### REQUIREMENTS
In the listing below, find every line with the string "style" and pull it out.

### PROVIDED DATA
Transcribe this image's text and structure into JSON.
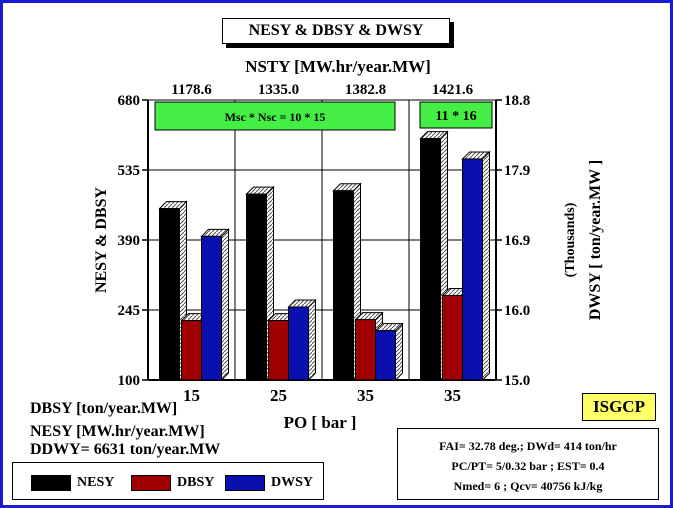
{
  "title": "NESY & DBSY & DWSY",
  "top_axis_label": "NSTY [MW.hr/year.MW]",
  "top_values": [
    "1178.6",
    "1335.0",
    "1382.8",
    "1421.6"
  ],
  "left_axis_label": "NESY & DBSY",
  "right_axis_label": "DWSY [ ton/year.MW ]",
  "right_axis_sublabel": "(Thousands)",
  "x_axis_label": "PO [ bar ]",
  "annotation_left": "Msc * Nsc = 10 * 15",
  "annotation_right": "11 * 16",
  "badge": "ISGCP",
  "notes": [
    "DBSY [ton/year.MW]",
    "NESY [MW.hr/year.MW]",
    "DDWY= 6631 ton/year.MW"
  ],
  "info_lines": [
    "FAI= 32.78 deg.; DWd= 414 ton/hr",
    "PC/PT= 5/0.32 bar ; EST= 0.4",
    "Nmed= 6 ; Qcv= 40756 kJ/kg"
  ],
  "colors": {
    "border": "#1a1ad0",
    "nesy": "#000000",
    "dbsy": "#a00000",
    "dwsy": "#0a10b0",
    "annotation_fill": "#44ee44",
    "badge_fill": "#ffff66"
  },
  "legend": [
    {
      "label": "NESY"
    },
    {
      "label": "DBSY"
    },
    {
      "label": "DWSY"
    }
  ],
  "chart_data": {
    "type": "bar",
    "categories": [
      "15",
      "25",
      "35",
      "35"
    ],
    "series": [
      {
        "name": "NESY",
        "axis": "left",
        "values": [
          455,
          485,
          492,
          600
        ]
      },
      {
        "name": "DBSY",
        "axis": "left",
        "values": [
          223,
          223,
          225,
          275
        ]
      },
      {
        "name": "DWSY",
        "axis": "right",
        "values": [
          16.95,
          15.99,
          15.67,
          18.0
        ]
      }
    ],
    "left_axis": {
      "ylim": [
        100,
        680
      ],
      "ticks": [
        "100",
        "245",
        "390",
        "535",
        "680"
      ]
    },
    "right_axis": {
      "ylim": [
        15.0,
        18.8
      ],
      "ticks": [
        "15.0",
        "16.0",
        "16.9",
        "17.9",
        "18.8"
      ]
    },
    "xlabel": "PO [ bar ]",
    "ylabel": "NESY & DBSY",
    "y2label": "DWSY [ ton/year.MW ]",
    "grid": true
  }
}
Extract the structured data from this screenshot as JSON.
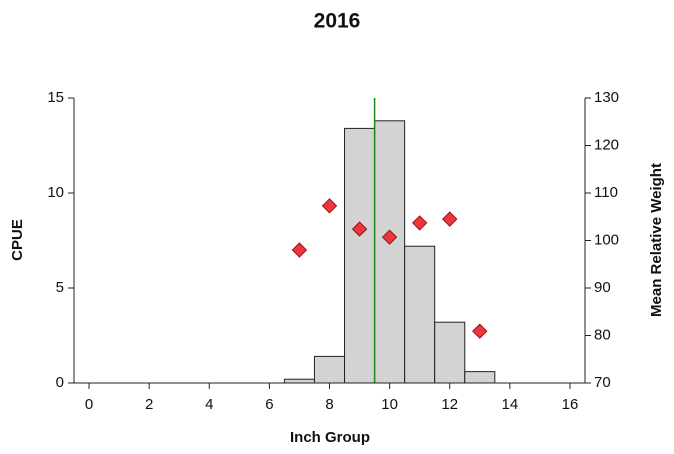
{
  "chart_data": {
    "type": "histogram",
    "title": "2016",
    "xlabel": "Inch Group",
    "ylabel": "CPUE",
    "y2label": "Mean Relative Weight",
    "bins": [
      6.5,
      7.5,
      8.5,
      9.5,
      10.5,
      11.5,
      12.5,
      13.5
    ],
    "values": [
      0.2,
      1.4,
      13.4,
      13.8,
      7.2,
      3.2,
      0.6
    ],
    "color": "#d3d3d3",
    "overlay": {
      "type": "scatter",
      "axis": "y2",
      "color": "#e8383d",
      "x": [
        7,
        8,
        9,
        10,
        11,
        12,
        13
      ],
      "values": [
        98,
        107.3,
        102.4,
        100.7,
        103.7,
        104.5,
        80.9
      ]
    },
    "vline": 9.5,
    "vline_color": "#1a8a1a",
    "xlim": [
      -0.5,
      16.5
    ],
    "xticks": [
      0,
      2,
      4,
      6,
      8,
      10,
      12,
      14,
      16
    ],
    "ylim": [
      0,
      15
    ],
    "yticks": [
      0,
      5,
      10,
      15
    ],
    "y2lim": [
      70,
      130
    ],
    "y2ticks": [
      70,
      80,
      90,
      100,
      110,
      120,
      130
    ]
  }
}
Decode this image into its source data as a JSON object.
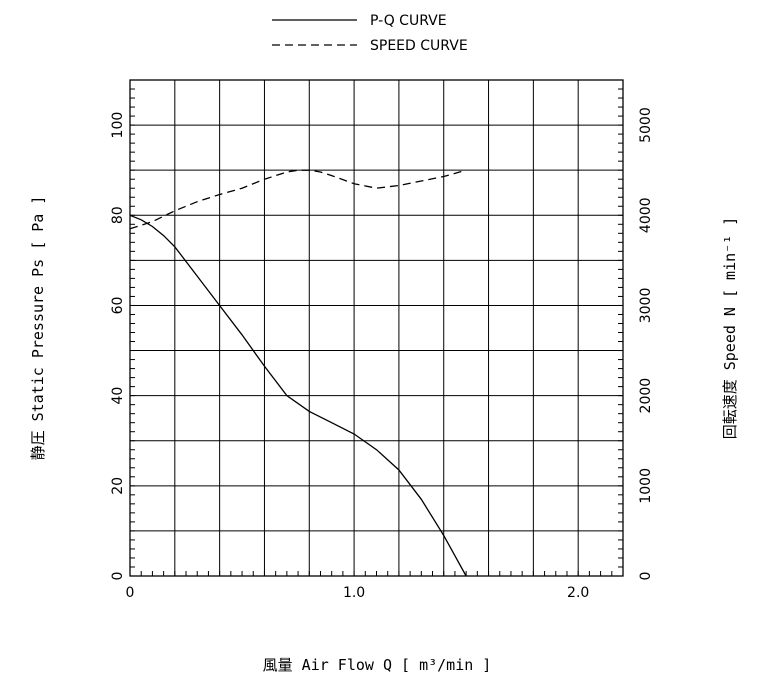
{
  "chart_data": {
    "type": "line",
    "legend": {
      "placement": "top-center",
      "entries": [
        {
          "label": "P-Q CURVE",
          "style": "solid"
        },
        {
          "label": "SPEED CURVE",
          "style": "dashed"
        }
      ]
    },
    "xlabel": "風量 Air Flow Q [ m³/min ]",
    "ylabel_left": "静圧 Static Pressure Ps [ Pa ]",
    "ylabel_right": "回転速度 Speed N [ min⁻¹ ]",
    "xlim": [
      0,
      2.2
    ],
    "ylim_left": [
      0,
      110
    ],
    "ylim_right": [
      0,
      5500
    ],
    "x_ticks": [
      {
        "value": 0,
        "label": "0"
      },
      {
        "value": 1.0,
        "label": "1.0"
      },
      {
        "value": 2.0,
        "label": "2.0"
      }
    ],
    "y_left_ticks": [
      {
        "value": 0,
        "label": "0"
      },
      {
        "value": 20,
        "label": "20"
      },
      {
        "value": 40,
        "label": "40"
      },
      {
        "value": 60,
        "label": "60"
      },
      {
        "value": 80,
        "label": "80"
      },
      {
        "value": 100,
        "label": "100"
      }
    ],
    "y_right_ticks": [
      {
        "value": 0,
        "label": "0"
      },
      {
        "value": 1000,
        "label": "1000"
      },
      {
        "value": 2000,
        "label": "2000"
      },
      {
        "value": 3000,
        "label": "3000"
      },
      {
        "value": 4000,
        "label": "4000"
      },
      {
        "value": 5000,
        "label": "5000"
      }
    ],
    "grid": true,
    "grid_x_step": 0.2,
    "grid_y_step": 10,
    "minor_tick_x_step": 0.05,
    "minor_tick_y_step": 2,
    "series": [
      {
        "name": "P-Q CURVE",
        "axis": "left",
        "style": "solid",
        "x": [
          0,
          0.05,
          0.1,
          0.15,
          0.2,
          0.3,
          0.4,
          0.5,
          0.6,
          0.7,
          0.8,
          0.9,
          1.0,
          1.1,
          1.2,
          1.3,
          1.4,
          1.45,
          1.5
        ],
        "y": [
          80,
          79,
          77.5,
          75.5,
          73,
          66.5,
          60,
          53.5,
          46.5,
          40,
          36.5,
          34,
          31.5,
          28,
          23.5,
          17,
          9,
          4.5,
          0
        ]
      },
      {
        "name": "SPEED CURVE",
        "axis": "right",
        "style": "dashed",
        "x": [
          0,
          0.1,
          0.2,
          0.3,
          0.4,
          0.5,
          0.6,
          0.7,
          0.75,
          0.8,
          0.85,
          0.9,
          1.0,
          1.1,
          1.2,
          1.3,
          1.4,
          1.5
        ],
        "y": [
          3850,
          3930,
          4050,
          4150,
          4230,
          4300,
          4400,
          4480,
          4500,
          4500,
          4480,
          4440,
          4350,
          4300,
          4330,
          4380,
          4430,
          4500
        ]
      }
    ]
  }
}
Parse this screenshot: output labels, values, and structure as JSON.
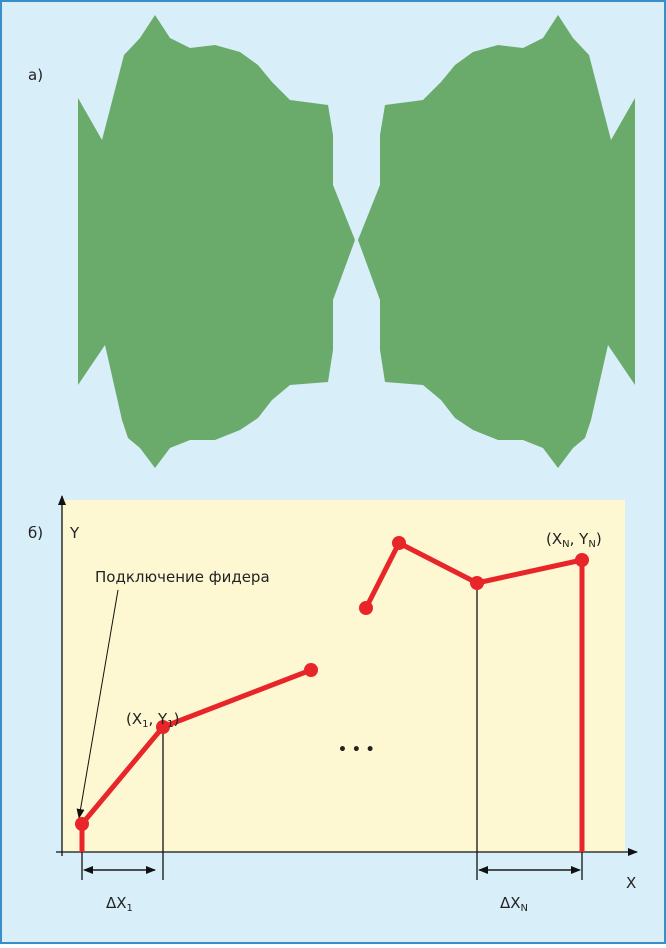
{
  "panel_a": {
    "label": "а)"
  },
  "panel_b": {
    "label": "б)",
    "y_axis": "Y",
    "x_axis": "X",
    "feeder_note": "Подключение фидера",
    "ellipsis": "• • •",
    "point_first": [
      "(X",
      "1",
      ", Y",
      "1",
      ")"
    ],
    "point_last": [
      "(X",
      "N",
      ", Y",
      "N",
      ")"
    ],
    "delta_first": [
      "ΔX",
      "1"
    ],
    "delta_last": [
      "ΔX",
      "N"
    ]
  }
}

### SOLUTION
          "style": "solid"
          "style": "dashed"
        "style": "solid",
        "style": "dashed",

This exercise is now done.